··· Material for this task

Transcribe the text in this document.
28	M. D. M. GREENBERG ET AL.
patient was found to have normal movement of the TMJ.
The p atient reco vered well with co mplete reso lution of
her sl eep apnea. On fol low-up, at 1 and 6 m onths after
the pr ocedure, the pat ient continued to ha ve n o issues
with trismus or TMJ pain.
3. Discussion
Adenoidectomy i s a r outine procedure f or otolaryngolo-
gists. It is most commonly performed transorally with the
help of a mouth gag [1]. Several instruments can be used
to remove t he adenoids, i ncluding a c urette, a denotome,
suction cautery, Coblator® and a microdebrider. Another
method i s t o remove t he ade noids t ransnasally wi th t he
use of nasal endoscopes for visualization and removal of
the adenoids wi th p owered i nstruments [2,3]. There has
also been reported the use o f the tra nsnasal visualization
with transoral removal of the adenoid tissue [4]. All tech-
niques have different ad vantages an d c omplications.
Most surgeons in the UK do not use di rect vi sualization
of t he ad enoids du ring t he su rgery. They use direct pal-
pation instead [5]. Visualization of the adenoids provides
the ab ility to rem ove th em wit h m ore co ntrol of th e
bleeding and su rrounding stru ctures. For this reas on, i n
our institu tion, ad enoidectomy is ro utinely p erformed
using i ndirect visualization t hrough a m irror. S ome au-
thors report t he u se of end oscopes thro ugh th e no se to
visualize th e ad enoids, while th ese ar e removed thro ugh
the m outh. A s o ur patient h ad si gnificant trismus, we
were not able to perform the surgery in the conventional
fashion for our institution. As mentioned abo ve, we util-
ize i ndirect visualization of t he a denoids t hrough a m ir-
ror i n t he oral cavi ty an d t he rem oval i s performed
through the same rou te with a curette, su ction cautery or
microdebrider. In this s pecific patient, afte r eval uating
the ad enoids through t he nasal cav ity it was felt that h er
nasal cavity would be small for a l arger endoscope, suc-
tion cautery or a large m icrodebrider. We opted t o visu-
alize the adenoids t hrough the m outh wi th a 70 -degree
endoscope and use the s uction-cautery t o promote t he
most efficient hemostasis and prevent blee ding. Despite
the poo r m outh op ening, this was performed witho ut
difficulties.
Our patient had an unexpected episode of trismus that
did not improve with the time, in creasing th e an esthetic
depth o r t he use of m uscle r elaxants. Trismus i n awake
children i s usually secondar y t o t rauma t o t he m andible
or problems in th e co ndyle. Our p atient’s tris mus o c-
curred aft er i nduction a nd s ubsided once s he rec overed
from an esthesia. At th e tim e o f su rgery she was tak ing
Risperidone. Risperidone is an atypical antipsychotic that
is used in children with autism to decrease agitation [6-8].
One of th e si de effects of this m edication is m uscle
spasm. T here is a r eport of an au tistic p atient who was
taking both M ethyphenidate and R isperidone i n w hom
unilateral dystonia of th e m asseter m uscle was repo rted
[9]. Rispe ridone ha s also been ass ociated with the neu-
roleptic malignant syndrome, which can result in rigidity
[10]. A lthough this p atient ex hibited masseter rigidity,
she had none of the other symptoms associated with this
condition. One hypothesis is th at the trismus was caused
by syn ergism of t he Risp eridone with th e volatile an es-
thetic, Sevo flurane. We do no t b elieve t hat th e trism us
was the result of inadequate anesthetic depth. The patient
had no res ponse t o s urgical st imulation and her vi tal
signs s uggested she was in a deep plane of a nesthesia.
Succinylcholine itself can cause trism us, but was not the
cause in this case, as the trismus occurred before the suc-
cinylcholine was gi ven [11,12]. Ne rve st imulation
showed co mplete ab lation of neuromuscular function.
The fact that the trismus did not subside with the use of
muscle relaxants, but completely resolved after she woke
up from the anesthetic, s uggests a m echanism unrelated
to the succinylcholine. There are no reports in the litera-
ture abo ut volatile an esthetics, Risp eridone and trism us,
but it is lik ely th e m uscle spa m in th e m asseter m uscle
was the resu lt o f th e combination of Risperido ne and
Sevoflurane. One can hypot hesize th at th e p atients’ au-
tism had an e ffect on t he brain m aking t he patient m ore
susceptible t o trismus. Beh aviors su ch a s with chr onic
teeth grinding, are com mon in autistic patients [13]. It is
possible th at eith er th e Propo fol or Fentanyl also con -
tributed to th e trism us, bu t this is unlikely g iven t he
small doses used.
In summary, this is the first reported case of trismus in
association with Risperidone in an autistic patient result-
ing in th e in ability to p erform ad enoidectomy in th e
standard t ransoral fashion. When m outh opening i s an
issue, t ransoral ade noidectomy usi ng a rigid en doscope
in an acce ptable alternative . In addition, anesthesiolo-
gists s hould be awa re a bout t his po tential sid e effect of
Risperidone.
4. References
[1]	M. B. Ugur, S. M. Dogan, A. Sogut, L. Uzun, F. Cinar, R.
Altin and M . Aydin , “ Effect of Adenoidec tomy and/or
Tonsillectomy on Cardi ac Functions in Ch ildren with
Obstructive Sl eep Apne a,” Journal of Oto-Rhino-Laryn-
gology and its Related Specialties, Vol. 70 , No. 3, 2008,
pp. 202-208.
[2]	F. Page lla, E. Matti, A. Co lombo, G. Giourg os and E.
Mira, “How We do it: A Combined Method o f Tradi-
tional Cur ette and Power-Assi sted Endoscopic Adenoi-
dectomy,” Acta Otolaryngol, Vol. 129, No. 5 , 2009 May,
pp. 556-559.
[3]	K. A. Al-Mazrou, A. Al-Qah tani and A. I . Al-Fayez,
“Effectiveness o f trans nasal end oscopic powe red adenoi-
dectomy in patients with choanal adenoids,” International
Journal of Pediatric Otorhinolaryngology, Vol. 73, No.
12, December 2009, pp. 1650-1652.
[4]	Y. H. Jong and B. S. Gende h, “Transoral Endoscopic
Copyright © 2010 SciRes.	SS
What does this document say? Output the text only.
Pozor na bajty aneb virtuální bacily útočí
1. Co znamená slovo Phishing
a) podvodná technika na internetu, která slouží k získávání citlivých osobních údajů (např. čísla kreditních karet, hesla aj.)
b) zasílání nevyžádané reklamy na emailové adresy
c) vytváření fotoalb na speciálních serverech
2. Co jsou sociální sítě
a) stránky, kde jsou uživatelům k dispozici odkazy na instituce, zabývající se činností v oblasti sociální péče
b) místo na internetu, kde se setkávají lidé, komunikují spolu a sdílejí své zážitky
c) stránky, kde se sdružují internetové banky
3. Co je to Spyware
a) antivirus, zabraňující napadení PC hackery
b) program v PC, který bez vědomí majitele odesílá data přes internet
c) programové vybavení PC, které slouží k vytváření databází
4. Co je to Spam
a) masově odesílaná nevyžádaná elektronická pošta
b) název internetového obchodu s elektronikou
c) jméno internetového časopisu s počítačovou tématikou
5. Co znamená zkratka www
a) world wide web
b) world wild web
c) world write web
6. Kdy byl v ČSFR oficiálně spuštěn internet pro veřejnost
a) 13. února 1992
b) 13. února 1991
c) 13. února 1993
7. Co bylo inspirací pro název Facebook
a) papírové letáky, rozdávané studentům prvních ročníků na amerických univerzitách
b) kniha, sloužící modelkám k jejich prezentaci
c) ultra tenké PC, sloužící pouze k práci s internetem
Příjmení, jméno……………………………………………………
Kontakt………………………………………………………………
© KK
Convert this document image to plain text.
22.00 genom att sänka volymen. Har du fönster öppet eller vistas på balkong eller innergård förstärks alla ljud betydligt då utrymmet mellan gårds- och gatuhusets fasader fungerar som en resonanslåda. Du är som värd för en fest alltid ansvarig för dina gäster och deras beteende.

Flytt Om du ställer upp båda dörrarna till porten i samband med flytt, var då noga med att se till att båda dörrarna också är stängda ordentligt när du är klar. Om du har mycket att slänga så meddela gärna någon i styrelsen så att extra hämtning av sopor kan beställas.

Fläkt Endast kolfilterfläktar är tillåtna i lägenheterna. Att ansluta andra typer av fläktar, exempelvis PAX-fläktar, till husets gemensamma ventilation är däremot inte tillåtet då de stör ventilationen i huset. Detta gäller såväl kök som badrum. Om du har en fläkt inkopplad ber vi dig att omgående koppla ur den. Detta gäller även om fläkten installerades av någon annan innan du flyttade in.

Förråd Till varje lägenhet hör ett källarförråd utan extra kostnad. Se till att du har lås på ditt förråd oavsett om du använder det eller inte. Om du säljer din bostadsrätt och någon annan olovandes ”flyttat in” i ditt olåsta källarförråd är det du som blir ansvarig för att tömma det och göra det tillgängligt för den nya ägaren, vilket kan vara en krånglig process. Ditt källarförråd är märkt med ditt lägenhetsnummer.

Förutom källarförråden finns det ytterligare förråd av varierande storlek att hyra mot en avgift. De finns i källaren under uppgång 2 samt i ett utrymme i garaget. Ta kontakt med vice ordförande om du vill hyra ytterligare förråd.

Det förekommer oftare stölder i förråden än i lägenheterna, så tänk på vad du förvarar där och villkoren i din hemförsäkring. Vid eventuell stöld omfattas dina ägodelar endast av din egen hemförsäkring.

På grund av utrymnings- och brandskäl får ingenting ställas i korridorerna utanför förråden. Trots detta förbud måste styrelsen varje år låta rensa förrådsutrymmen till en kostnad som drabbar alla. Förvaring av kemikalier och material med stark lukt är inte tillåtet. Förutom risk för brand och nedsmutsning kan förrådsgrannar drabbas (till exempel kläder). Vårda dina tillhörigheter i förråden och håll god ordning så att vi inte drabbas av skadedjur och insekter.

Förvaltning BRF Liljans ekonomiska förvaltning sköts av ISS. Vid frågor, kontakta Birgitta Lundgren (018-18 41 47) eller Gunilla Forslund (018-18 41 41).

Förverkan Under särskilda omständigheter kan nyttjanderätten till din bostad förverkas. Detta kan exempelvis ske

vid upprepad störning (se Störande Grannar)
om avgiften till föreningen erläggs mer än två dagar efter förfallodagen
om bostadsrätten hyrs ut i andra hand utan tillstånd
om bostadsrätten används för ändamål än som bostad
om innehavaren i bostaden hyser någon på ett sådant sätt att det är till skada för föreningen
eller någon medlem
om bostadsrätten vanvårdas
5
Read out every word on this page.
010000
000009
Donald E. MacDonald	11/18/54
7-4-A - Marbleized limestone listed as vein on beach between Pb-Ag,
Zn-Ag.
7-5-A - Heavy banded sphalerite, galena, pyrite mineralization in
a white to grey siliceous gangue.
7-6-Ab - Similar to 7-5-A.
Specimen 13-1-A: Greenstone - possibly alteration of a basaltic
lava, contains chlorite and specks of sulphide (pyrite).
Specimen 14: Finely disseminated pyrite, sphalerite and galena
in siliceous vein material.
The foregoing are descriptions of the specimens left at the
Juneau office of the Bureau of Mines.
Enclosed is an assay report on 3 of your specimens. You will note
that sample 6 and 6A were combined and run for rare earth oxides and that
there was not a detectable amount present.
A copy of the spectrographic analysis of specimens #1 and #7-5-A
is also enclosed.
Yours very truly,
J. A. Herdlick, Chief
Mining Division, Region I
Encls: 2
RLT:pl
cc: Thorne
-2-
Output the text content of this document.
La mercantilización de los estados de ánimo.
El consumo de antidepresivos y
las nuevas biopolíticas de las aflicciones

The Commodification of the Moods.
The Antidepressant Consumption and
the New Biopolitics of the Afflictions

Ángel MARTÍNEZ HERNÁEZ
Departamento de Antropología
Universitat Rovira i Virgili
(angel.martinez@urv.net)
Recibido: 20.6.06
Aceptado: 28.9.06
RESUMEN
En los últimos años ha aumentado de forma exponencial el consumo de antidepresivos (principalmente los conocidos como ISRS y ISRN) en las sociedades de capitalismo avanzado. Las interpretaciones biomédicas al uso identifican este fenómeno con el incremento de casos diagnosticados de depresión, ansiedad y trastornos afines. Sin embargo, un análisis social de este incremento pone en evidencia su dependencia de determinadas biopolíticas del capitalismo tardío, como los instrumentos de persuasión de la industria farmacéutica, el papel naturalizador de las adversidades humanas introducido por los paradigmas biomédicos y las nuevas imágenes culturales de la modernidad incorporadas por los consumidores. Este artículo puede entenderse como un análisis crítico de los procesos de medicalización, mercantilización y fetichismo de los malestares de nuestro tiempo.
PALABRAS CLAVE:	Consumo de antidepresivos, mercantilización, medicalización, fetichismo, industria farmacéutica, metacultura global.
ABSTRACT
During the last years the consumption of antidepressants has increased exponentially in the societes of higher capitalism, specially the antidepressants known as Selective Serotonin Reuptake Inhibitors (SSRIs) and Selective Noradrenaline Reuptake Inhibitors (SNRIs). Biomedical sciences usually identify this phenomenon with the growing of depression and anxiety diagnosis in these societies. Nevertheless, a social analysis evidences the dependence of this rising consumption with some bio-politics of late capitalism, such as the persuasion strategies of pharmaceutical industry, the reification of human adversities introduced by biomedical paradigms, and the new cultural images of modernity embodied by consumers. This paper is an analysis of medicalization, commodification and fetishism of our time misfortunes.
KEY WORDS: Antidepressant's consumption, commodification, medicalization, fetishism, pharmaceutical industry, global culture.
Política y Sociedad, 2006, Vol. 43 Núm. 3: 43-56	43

······

What to produce
Among the lines of the data above, find those with the word "removal" and show them.

Exercise output
use of nasal endoscopes for visualization and removal of
with transoral removal of the adenoid tissue [4]. All tech-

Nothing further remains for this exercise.